── DATA SHOWN

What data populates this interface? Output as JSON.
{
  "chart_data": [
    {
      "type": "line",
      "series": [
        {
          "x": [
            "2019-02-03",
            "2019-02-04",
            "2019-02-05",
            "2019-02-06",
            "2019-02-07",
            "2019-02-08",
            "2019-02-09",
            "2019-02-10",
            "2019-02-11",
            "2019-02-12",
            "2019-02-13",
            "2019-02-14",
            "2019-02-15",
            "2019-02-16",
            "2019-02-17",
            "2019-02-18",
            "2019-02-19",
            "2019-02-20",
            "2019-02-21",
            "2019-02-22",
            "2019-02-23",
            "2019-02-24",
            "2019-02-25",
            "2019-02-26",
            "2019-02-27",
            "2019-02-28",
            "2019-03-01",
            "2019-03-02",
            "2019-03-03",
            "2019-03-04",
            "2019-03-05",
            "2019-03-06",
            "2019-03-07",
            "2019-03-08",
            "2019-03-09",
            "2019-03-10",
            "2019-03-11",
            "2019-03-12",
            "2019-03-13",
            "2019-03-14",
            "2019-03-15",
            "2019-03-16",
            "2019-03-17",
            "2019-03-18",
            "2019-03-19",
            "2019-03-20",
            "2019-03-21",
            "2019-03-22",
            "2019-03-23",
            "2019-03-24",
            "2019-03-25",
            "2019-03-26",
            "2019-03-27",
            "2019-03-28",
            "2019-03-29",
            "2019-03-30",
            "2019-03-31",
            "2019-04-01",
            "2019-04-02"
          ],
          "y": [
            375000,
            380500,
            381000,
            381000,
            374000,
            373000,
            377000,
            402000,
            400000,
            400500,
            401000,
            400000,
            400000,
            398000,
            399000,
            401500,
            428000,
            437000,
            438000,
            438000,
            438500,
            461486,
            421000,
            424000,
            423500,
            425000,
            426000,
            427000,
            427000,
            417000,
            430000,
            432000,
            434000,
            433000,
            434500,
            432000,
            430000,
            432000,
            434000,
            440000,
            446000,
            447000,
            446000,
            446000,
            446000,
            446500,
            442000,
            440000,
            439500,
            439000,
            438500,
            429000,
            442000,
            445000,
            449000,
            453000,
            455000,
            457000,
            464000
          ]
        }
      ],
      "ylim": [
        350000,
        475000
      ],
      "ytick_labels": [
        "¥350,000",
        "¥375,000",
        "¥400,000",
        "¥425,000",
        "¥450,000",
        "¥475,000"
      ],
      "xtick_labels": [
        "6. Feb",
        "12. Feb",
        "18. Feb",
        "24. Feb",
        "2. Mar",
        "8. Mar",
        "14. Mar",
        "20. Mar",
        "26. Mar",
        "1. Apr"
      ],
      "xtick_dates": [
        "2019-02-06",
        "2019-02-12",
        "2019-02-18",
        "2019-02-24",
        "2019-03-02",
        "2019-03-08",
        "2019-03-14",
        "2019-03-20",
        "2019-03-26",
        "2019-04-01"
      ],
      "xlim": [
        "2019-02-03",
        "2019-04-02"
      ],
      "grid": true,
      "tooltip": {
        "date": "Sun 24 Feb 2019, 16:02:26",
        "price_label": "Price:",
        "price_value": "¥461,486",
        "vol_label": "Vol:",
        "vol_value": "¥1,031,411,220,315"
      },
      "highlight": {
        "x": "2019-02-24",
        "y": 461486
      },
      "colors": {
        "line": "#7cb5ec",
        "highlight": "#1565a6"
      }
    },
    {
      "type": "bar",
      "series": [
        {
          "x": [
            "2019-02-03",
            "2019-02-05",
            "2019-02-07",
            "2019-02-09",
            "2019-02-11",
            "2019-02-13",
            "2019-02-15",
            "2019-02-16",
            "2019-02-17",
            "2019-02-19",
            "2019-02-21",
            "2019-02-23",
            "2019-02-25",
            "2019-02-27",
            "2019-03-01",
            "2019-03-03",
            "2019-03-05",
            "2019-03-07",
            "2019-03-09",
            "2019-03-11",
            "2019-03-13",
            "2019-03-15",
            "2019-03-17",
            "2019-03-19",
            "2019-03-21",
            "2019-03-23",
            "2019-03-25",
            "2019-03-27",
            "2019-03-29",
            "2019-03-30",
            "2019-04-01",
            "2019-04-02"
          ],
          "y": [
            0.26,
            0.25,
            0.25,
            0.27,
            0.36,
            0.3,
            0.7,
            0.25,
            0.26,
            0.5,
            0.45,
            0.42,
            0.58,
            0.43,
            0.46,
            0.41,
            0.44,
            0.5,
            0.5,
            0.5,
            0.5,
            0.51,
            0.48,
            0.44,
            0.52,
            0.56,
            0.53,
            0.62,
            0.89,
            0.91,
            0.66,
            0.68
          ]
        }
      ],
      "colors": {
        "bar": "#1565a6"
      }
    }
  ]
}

────

Write out the records above again, keeping each one identical to the original.

● **FINISHED EXERCISE**
What data populates this interface? Output as JSON.
{
  "chart_data": [
    {
      "type": "line",
      "series": [
        {
          "x": [
            "2019-02-03",
            "2019-02-04",
            "2019-02-05",
            "2019-02-06",
            "2019-02-07",
            "2019-02-08",
            "2019-02-09",
            "2019-02-10",
            "2019-02-11",
            "2019-02-12",
            "2019-02-13",
            "2019-02-14",
            "2019-02-15",
            "2019-02-16",
            "2019-02-17",
            "2019-02-18",
            "2019-02-19",
            "2019-02-20",
            "2019-02-21",
            "2019-02-22",
            "2019-02-23",
            "2019-02-24",
            "2019-02-25",
            "2019-02-26",
            "2019-02-27",
            "2019-02-28",
            "2019-03-01",
            "2019-03-02",
            "2019-03-03",
            "2019-03-04",
            "2019-03-05",
            "2019-03-06",
            "2019-03-07",
            "2019-03-08",
            "2019-03-09",
            "2019-03-10",
            "2019-03-11",
            "2019-03-12",
            "2019-03-13",
            "2019-03-14",
            "2019-03-15",
            "2019-03-16",
            "2019-03-17",
            "2019-03-18",
            "2019-03-19",
            "2019-03-20",
            "2019-03-21",
            "2019-03-22",
            "2019-03-23",
            "2019-03-24",
            "2019-03-25",
            "2019-03-26",
            "2019-03-27",
            "2019-03-28",
            "2019-03-29",
            "2019-03-30",
            "2019-03-31",
            "2019-04-01",
            "2019-04-02"
          ],
          "y": [
            375000,
            380500,
            381000,
            381000,
            374000,
            373000,
            377000,
            402000,
            400000,
            400500,
            401000,
            400000,
            400000,
            398000,
            399000,
            401500,
            428000,
            437000,
            438000,
            438000,
            438500,
            461486,
            421000,
            424000,
            423500,
            425000,
            426000,
            427000,
            427000,
            417000,
            430000,
            432000,
            434000,
            433000,
            434500,
            432000,
            430000,
            432000,
            434000,
            440000,
            446000,
            447000,
            446000,
            446000,
            446000,
            446500,
            442000,
            440000,
            439500,
            439000,
            438500,
            429000,
            442000,
            445000,
            449000,
            453000,
            455000,
            457000,
            464000
          ]
        }
      ],
      "ylim": [
        350000,
        475000
      ],
      "ytick_labels": [
        "¥350,000",
        "¥375,000",
        "¥400,000",
        "¥425,000",
        "¥450,000",
        "¥475,000"
      ],
      "xtick_labels": [
        "6. Feb",
        "12. Feb",
        "18. Feb",
        "24. Feb",
        "2. Mar",
        "8. Mar",
        "14. Mar",
        "20. Mar",
        "26. Mar",
        "1. Apr"
      ],
      "xtick_dates": [
        "2019-02-06",
        "2019-02-12",
        "2019-02-18",
        "2019-02-24",
        "2019-03-02",
        "2019-03-08",
        "2019-03-14",
        "2019-03-20",
        "2019-03-26",
        "2019-04-01"
      ],
      "xlim": [
        "2019-02-03",
        "2019-04-02"
      ],
      "grid": true,
      "tooltip": {
        "date": "Sun 24 Feb 2019, 16:02:26",
        "price_label": "Price:",
        "price_value": "¥461,486",
        "vol_label": "Vol:",
        "vol_value": "¥1,031,411,220,315"
      },
      "highlight": {
        "x": "2019-02-24",
        "y": 461486
      },
      "colors": {
        "line": "#7cb5ec",
        "highlight": "#1565a6"
      }
    },
    {
      "type": "bar",
      "series": [
        {
          "x": [
            "2019-02-03",
            "2019-02-05",
            "2019-02-07",
            "2019-02-09",
            "2019-02-11",
            "2019-02-13",
            "2019-02-15",
            "2019-02-16",
            "2019-02-17",
            "2019-02-19",
            "2019-02-21",
            "2019-02-23",
            "2019-02-25",
            "2019-02-27",
            "2019-03-01",
            "2019-03-03",
            "2019-03-05",
            "2019-03-07",
            "2019-03-09",
            "2019-03-11",
            "2019-03-13",
            "2019-03-15",
            "2019-03-17",
            "2019-03-19",
            "2019-03-21",
            "2019-03-23",
            "2019-03-25",
            "2019-03-27",
            "2019-03-29",
            "2019-03-30",
            "2019-04-01",
            "2019-04-02"
          ],
          "y": [
            0.26,
            0.25,
            0.25,
            0.27,
            0.36,
            0.3,
            0.7,
            0.25,
            0.26,
            0.5,
            0.45,
            0.42,
            0.58,
            0.43,
            0.46,
            0.41,
            0.44,
            0.5,
            0.5,
            0.5,
            0.5,
            0.51,
            0.48,
            0.44,
            0.52,
            0.56,
            0.53,
            0.62,
            0.89,
            0.91,
            0.66,
            0.68
          ]
        }
      ],
      "colors": {
        "bar": "#1565a6"
      }
    }
  ]
}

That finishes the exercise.